>> start Data for this task
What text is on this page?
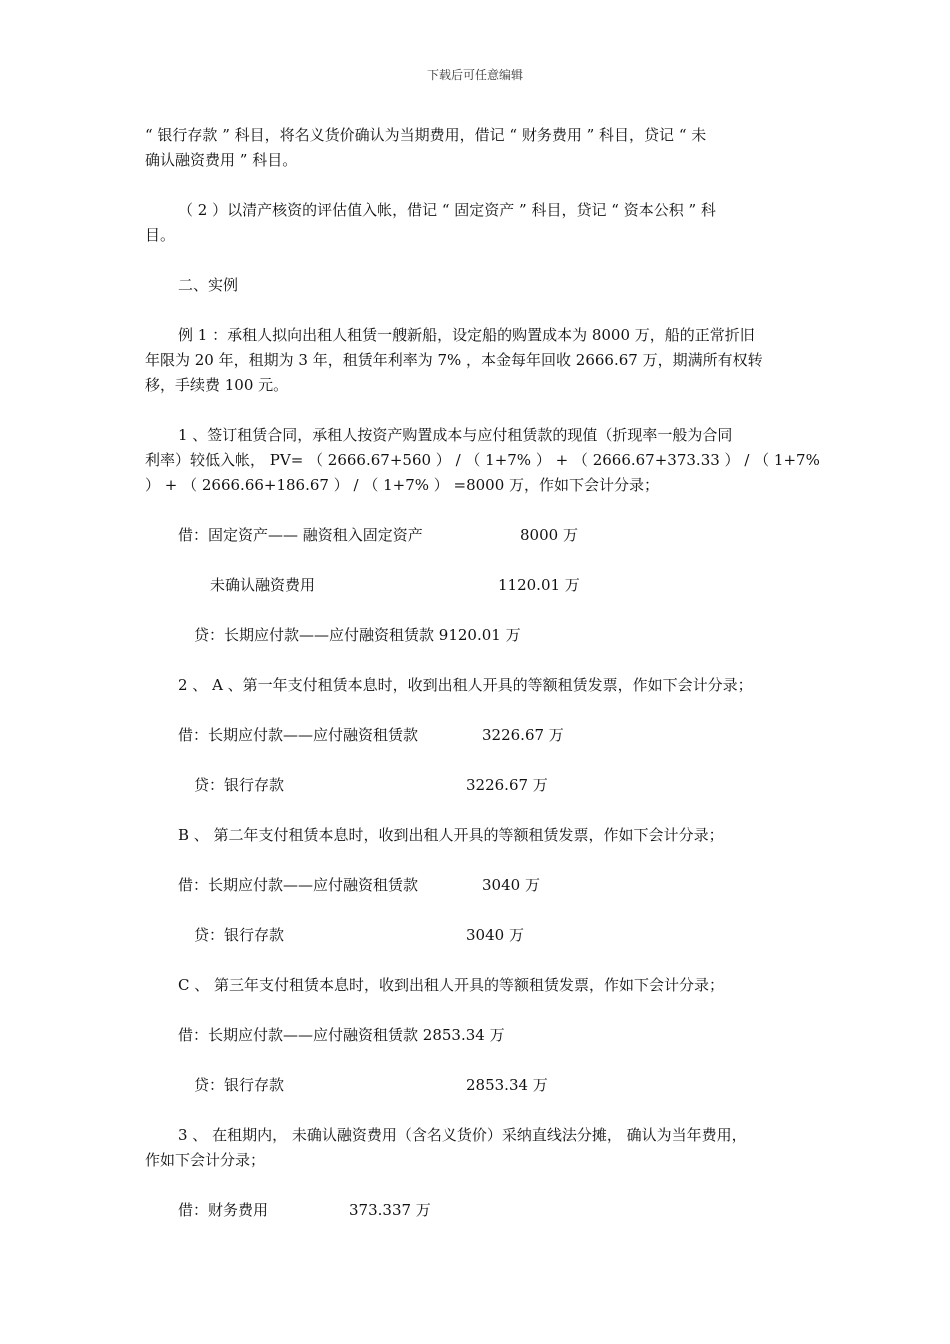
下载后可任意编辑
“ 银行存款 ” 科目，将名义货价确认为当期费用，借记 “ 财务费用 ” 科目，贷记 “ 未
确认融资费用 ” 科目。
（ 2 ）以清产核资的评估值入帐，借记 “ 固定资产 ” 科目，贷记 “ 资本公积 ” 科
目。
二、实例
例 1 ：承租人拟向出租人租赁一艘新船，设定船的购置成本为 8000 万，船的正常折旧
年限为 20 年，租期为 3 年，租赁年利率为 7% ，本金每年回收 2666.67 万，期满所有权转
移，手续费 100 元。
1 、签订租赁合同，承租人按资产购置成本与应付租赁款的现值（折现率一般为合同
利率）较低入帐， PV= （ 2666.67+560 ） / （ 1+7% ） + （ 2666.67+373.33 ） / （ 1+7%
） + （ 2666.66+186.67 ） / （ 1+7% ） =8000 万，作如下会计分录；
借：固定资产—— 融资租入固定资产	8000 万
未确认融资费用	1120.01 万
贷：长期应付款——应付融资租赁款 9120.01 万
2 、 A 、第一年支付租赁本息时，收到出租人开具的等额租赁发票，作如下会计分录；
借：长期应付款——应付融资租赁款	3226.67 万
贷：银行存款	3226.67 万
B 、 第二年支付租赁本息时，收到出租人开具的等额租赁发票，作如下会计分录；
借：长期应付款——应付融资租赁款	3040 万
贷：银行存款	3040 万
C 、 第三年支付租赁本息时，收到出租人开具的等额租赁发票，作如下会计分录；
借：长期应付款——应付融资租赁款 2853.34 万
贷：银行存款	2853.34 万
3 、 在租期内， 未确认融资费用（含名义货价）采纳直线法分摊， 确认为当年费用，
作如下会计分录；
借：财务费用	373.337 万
>> end Data for this task
Write out every record above exactly as it stands, but leave out the pictures.

→ **Worked answer**
What text is on this page?
下载后可任意编辑
“ 银行存款 ” 科目，将名义货价确认为当期费用，借记 “ 财务费用 ” 科目，贷记 “ 未
确认融资费用 ” 科目。
（ 2 ）以清产核资的评估值入帐，借记 “ 固定资产 ” 科目，贷记 “ 资本公积 ” 科
目。
二、实例
例 1 ：承租人拟向出租人租赁一艘新船，设定船的购置成本为 8000 万，船的正常折旧
年限为 20 年，租期为 3 年，租赁年利率为 7% ，本金每年回收 2666.67 万，期满所有权转
移，手续费 100 元。
1 、签订租赁合同，承租人按资产购置成本与应付租赁款的现值（折现率一般为合同
利率）较低入帐， PV= （ 2666.67+560 ） / （ 1+7% ） + （ 2666.67+373.33 ） / （ 1+7%
） + （ 2666.66+186.67 ） / （ 1+7% ） =8000 万，作如下会计分录；
借：固定资产—— 融资租入固定资产	8000 万
未确认融资费用	1120.01 万
贷：长期应付款——应付融资租赁款 9120.01 万
2 、 A 、第一年支付租赁本息时，收到出租人开具的等额租赁发票，作如下会计分录；
借：长期应付款——应付融资租赁款	3226.67 万
贷：银行存款	3226.67 万
B 、 第二年支付租赁本息时，收到出租人开具的等额租赁发票，作如下会计分录；
借：长期应付款——应付融资租赁款	3040 万
贷：银行存款	3040 万
C 、 第三年支付租赁本息时，收到出租人开具的等额租赁发票，作如下会计分录；
借：长期应付款——应付融资租赁款 2853.34 万
贷：银行存款	2853.34 万
3 、 在租期内， 未确认融资费用（含名义货价）采纳直线法分摊， 确认为当年费用，
作如下会计分录；
借：财务费用	373.337 万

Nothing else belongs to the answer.